Pick out all lines of the entries that include the word "положения" and copy them.

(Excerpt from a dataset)
..............................
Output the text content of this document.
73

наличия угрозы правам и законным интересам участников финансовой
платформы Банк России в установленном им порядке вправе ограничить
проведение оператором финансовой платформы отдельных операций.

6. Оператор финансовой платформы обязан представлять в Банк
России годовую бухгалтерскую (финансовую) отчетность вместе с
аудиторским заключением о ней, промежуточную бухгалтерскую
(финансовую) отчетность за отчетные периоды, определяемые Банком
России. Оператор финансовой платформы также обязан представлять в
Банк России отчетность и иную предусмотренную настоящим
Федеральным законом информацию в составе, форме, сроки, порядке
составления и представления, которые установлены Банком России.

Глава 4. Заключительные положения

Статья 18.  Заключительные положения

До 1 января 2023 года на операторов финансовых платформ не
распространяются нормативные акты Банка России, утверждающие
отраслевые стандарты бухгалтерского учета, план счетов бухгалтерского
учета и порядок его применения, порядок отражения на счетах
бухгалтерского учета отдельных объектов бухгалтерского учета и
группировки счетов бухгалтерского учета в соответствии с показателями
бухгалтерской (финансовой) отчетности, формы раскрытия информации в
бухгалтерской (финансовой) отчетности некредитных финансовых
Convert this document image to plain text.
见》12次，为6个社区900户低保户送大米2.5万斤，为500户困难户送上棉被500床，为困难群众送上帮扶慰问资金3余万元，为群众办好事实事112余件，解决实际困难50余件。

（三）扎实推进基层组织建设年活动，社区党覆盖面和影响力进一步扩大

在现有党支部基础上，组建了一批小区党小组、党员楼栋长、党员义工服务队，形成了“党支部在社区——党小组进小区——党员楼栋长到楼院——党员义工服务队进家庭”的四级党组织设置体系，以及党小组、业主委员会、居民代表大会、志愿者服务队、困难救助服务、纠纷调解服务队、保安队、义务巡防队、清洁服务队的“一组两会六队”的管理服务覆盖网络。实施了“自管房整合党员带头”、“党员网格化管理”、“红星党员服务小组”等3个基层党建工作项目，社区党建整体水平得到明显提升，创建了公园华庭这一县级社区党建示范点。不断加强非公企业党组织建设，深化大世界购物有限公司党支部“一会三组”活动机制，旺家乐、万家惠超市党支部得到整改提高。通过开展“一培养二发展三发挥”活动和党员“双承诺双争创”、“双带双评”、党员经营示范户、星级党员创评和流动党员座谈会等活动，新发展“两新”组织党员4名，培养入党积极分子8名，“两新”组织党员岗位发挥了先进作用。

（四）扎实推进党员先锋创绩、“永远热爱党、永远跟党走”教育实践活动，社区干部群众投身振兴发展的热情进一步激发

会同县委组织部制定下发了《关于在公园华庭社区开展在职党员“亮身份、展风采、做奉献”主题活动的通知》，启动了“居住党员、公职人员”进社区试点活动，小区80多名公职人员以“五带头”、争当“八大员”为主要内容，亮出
..............................
** Answer to this problem **
Глава 4. Заключительные положения
Статья 18.  Заключительные положения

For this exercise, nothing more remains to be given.